Work to complete: Show all lines that include the string "hyperlien"; copy each one.

-- START The data --

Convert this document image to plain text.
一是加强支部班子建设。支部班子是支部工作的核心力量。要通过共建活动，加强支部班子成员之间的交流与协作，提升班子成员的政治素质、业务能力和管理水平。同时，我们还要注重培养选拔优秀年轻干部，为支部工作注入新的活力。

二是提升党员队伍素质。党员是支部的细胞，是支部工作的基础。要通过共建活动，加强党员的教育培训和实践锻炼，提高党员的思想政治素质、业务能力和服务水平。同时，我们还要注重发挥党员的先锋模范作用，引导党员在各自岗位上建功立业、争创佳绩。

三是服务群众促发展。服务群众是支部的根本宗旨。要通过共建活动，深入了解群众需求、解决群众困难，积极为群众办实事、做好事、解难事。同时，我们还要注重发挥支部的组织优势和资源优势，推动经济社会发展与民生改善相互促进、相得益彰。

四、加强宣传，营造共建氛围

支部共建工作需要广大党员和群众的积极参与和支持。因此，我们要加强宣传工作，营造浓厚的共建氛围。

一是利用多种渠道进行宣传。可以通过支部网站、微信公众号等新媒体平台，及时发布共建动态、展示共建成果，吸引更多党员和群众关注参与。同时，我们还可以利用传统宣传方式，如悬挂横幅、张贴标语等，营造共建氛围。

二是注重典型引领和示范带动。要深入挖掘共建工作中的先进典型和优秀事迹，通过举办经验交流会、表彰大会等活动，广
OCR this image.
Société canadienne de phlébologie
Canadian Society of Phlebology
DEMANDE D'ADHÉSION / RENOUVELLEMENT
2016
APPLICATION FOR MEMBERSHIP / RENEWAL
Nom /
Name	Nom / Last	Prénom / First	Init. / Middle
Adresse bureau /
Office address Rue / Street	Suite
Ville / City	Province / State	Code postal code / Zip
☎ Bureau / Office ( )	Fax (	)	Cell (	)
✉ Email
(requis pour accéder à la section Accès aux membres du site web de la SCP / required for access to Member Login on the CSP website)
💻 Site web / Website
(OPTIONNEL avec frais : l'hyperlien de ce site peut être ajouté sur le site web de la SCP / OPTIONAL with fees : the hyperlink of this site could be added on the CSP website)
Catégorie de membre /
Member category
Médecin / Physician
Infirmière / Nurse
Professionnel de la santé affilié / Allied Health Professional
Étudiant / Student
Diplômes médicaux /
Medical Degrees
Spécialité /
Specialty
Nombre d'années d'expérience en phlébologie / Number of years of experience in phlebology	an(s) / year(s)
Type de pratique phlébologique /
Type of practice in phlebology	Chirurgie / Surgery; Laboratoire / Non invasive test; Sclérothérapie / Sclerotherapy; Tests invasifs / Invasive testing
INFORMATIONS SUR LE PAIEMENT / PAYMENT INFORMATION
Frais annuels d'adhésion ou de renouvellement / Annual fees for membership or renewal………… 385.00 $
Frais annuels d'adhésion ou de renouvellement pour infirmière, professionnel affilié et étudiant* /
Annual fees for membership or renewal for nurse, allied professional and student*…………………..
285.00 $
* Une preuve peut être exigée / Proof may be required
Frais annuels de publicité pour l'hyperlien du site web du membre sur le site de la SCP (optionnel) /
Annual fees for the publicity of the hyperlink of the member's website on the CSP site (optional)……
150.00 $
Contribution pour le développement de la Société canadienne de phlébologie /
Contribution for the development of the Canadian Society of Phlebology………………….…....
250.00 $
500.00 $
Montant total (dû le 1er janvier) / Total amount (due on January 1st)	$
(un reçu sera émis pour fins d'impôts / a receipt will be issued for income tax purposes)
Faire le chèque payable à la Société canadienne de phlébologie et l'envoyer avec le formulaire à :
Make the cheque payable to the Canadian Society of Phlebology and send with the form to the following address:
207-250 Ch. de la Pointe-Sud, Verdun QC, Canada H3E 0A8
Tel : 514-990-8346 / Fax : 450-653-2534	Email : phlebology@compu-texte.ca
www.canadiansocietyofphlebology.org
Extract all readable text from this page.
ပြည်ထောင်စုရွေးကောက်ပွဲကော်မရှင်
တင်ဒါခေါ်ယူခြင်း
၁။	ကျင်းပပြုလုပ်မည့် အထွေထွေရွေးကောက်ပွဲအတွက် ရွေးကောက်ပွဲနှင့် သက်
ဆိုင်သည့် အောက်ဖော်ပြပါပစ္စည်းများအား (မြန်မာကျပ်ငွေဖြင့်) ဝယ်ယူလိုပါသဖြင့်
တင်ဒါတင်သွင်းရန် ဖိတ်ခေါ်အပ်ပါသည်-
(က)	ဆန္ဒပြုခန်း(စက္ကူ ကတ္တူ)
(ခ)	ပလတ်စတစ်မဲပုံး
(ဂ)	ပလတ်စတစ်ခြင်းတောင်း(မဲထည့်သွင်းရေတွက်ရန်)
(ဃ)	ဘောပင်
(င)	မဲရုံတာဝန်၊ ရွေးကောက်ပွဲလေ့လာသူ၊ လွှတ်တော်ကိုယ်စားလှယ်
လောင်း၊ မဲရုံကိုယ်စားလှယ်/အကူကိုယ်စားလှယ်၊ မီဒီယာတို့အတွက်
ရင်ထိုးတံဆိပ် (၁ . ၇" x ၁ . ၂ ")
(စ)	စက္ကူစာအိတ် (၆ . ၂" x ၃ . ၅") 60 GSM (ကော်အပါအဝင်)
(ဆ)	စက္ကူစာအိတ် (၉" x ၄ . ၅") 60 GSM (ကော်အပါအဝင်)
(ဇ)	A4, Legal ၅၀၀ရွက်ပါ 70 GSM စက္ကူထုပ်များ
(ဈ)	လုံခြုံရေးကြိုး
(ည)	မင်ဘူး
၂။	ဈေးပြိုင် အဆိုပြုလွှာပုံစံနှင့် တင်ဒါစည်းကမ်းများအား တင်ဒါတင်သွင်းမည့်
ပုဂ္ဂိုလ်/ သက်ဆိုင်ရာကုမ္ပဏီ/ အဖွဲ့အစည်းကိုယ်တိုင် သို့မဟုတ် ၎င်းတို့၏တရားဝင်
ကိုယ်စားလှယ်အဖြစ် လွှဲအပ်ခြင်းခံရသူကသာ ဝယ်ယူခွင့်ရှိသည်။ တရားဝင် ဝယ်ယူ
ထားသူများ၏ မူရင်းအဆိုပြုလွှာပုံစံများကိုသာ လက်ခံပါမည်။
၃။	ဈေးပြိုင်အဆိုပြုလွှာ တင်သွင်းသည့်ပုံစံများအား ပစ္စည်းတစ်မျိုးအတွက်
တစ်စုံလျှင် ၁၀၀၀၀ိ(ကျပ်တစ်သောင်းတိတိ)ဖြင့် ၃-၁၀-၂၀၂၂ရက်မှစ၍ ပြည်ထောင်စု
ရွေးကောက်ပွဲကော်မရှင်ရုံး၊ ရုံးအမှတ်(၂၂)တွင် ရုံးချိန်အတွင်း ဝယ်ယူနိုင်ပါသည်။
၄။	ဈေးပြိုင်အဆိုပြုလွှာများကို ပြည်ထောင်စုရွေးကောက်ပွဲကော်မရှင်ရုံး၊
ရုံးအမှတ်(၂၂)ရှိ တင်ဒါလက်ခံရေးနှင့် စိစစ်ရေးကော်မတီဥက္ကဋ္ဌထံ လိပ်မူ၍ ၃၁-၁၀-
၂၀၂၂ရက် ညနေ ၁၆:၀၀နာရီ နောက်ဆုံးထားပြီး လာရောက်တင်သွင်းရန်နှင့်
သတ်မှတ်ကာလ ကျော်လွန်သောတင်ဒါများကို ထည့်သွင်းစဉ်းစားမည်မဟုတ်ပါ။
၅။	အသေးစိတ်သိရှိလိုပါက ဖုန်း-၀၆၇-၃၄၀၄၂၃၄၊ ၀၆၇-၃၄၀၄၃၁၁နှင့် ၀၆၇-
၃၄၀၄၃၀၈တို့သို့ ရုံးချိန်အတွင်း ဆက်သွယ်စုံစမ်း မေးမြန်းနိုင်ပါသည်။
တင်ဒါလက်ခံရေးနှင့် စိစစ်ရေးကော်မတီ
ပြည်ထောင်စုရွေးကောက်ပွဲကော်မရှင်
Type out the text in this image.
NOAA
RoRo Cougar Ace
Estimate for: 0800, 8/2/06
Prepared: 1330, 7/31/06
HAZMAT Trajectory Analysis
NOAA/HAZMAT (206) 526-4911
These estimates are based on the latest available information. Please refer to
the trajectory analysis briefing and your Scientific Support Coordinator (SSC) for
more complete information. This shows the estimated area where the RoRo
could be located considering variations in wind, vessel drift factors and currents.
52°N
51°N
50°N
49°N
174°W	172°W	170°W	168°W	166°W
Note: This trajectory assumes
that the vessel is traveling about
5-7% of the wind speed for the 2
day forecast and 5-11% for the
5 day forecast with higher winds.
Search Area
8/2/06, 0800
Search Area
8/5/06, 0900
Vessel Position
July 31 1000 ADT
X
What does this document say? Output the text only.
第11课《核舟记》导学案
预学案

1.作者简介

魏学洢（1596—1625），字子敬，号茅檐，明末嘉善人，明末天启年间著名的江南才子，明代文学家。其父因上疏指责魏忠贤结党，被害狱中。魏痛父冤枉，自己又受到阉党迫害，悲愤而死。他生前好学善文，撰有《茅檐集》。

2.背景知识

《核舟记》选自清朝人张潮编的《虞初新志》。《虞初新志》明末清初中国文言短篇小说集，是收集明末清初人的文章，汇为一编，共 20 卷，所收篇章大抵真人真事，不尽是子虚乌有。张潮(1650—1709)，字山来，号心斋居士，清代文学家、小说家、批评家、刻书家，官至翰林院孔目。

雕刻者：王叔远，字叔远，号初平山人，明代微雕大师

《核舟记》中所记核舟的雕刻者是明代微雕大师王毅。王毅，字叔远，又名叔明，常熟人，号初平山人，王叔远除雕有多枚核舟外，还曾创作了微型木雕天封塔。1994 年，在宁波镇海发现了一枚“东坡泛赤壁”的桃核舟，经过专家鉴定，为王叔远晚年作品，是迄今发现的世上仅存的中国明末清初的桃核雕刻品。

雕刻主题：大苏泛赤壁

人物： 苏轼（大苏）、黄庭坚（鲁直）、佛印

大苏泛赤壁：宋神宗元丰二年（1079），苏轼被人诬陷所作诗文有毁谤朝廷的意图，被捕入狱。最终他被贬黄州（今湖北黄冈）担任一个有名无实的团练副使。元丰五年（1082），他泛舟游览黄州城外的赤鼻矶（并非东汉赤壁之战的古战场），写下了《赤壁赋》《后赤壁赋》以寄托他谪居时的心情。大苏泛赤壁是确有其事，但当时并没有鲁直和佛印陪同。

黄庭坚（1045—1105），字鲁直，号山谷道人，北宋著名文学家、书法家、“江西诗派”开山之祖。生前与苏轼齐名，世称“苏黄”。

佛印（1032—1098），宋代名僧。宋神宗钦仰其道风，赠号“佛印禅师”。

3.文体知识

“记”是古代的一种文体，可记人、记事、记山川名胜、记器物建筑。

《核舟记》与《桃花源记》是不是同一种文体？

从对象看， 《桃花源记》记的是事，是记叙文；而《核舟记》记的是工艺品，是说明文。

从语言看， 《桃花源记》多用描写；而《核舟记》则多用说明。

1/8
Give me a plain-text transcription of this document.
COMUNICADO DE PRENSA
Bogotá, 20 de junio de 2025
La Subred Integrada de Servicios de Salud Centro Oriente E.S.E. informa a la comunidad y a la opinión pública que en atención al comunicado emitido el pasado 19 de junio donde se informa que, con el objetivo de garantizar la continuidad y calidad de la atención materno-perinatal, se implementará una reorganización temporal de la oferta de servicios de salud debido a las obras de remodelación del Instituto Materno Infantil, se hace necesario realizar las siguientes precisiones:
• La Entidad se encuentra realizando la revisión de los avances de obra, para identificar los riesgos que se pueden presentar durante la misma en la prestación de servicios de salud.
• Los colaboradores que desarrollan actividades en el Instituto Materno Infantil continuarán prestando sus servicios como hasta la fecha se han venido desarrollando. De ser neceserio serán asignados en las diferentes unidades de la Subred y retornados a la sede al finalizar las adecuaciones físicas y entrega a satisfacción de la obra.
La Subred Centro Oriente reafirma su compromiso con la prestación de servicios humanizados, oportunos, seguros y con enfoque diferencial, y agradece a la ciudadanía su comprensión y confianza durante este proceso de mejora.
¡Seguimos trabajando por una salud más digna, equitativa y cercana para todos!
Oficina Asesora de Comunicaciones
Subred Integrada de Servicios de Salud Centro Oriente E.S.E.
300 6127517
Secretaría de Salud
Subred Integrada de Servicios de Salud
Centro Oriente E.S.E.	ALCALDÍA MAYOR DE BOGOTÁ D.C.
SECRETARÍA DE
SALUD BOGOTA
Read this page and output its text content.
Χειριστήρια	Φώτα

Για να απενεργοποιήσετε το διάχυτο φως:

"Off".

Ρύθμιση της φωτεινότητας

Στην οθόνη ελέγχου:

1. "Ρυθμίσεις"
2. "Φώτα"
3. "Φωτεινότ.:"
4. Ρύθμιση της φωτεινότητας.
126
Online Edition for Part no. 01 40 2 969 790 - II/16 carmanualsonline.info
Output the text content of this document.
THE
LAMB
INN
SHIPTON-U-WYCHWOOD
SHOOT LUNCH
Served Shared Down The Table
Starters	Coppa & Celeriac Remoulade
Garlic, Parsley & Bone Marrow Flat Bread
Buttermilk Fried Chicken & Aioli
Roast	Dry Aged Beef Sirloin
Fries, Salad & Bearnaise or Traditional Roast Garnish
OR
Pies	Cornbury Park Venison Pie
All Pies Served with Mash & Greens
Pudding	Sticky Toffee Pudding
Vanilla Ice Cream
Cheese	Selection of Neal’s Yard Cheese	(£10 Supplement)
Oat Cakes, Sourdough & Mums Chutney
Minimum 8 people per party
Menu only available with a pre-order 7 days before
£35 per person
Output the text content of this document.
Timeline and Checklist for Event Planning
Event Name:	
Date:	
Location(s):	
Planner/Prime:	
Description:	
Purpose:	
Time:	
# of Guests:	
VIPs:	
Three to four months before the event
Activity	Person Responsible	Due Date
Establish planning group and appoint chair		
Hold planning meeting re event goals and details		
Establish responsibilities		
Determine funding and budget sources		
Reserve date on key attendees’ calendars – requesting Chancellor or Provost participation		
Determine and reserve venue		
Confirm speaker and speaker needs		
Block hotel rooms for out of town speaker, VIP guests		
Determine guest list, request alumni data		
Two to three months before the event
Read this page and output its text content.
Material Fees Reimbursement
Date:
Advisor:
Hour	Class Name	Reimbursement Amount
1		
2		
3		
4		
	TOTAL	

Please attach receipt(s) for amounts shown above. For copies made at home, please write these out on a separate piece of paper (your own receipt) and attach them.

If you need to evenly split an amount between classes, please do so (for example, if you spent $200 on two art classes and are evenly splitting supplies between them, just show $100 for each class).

-- END The data --

Full solution:
(OPTIONNEL avec frais : l'hyperlien de ce site peut être ajouté sur le site web de la SCP / OPTIONAL with fees : the hyperlink of this site could be added on the CSP website)
Frais annuels de publicité pour l'hyperlien du site web du membre sur le site de la SCP (optionnel) /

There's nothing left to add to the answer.